--- BEGIN GIVEN DATA ---
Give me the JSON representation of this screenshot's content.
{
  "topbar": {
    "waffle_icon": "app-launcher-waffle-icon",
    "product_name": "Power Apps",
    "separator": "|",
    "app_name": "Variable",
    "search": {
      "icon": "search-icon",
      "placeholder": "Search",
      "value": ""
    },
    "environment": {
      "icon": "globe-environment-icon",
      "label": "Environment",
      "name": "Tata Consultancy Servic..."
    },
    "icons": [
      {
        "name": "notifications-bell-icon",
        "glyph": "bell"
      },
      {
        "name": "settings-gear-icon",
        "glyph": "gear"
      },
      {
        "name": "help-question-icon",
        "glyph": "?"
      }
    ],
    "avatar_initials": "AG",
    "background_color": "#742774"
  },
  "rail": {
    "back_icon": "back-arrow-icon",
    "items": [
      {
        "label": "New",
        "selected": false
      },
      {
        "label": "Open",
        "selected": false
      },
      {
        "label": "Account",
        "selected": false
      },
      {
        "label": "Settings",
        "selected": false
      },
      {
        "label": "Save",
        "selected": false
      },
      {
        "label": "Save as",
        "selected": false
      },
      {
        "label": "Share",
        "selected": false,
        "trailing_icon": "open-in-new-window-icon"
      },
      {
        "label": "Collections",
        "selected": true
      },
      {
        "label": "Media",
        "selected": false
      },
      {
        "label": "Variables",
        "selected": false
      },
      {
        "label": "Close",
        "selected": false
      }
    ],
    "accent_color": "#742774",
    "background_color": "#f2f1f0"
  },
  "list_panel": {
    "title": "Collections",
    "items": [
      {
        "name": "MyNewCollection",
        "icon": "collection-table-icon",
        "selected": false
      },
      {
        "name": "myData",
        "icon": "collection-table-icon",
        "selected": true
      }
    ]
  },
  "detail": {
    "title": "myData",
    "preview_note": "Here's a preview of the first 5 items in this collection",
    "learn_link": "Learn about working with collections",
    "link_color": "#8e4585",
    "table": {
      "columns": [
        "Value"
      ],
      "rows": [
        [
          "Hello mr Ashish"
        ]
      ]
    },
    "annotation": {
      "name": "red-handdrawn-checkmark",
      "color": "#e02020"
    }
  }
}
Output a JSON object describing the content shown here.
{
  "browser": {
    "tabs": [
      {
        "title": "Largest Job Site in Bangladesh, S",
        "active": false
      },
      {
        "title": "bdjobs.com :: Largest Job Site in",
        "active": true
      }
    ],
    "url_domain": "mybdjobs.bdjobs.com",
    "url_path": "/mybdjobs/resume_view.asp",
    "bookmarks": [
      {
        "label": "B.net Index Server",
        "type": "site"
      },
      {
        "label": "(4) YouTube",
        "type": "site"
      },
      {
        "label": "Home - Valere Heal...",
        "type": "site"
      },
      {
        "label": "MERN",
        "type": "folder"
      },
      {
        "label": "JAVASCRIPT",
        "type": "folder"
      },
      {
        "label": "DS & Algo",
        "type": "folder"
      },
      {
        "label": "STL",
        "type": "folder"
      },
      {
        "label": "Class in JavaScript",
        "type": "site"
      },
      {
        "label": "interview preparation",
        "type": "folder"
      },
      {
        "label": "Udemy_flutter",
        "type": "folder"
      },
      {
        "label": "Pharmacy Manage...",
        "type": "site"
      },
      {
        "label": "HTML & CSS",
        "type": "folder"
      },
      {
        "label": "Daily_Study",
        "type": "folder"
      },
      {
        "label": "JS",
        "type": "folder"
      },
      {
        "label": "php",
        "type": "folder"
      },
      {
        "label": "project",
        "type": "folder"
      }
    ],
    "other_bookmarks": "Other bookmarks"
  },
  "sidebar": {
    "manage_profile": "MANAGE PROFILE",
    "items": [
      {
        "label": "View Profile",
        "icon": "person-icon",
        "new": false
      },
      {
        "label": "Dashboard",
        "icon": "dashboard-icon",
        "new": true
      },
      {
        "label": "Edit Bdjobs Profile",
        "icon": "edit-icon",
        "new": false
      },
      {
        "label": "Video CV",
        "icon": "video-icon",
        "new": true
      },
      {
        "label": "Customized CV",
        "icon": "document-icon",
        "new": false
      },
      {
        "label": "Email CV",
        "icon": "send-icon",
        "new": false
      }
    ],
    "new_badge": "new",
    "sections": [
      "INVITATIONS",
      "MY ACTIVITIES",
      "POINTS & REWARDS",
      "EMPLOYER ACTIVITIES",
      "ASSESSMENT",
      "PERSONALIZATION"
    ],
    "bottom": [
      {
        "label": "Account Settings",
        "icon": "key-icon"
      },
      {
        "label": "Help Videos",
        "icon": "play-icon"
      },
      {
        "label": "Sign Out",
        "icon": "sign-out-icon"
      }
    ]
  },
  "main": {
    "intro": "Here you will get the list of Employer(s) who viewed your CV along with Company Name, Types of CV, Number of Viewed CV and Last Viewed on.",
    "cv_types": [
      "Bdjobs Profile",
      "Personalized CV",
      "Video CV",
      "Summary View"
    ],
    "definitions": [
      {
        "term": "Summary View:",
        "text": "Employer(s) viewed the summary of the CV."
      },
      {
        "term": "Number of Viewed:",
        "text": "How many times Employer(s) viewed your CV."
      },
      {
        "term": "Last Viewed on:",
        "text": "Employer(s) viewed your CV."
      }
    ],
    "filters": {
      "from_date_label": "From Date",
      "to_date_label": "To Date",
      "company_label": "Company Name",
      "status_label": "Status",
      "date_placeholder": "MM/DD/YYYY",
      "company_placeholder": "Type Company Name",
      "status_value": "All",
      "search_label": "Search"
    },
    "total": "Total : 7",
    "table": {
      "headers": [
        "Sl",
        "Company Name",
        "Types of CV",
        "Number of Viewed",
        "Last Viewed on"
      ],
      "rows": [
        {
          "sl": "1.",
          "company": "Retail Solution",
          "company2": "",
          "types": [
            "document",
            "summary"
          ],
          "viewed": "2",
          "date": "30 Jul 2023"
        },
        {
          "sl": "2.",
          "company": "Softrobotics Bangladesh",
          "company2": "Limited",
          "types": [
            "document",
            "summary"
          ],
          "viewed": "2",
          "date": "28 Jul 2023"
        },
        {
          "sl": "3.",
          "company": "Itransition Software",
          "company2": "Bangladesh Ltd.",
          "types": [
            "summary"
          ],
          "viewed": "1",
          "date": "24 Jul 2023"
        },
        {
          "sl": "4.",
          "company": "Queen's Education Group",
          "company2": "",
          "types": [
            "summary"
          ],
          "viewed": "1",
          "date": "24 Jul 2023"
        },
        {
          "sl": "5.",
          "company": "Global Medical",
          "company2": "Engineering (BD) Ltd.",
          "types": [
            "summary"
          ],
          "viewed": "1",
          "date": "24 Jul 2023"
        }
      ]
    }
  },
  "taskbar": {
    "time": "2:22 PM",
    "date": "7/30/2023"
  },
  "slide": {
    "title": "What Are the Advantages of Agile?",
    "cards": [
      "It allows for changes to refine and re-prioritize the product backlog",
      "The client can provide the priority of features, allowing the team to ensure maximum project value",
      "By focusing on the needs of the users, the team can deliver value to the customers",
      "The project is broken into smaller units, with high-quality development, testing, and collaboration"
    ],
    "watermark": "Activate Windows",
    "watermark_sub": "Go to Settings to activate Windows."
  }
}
--- END GIVEN DATA ---
- **WHAT NEEDS TO BE DONE**
For the data above, state how many lines contain "content"; the number is the whole answer.

- **FINAL RESULT**
2